Task brief - Lines before the one containing "Give me a plain-text" are excluded. Repeat that line and every line after it, exactly.

(Collected data)
* start *
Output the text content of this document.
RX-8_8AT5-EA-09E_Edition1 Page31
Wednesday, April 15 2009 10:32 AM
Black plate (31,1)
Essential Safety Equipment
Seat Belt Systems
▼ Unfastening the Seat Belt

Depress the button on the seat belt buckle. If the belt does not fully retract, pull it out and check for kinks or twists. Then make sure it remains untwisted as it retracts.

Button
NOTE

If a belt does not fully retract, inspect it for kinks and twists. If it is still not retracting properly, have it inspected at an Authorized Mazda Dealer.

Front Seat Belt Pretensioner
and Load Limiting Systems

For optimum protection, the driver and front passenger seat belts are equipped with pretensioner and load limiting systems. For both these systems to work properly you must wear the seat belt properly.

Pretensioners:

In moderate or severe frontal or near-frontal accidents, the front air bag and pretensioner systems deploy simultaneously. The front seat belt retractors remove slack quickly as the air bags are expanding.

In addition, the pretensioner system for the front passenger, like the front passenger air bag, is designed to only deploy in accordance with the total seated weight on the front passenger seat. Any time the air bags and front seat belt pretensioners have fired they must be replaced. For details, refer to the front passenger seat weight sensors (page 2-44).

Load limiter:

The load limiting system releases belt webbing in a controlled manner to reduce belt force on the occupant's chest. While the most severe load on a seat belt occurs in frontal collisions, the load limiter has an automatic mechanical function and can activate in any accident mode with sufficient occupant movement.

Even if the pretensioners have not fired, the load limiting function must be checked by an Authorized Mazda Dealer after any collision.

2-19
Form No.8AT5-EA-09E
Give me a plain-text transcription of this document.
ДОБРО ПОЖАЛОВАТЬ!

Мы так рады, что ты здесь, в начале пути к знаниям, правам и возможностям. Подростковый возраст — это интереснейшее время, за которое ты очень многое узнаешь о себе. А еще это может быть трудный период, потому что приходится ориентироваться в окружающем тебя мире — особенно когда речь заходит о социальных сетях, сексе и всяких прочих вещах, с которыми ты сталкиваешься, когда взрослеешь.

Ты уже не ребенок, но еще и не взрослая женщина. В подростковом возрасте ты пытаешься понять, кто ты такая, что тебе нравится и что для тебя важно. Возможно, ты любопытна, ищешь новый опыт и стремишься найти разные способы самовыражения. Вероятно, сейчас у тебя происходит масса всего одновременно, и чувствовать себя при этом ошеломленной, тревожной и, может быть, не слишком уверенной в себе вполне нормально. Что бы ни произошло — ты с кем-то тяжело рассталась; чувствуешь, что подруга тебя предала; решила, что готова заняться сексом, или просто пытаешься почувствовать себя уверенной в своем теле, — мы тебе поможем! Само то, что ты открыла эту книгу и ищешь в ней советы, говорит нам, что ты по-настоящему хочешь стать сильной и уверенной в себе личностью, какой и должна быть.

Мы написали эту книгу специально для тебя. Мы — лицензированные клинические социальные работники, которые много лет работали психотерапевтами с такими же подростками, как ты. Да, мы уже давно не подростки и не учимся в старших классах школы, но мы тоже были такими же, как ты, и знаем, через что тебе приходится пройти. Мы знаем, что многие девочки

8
* end *
Response to this exercise -
Give me a plain-text transcription of this document.
ДОБРО ПОЖАЛОВАТЬ!

Мы так рады, что ты здесь, в начале пути к знаниям, правам и возможностям. Подростковый возраст — это интереснейшее время, за которое ты очень многое узнаешь о себе. А еще это может быть трудный период, потому что приходится ориентироваться в окружающем тебя мире — особенно когда речь заходит о социальных сетях, сексе и всяких прочих вещах, с которыми ты сталкиваешься, когда взрослеешь.

Ты уже не ребенок, но еще и не взрослая женщина. В подростковом возрасте ты пытаешься понять, кто ты такая, что тебе нравится и что для тебя важно. Возможно, ты любопытна, ищешь новый опыт и стремишься найти разные способы самовыражения. Вероятно, сейчас у тебя происходит масса всего одновременно, и чувствовать себя при этом ошеломленной, тревожной и, может быть, не слишком уверенной в себе вполне нормально. Что бы ни произошло — ты с кем-то тяжело рассталась; чувствуешь, что подруга тебя предала; решила, что готова заняться сексом, или просто пытаешься почувствовать себя уверенной в своем теле, — мы тебе поможем! Само то, что ты открыла эту книгу и ищешь в ней советы, говорит нам, что ты по-настоящему хочешь стать сильной и уверенной в себе личностью, какой и должна быть.

Мы написали эту книгу специально для тебя. Мы — лицензированные клинические социальные работники, которые много лет работали психотерапевтами с такими же подростками, как ты. Да, мы уже давно не подростки и не учимся в старших классах школы, но мы тоже были такими же, как ты, и знаем, через что тебе приходится пройти. Мы знаем, что многие девочки

8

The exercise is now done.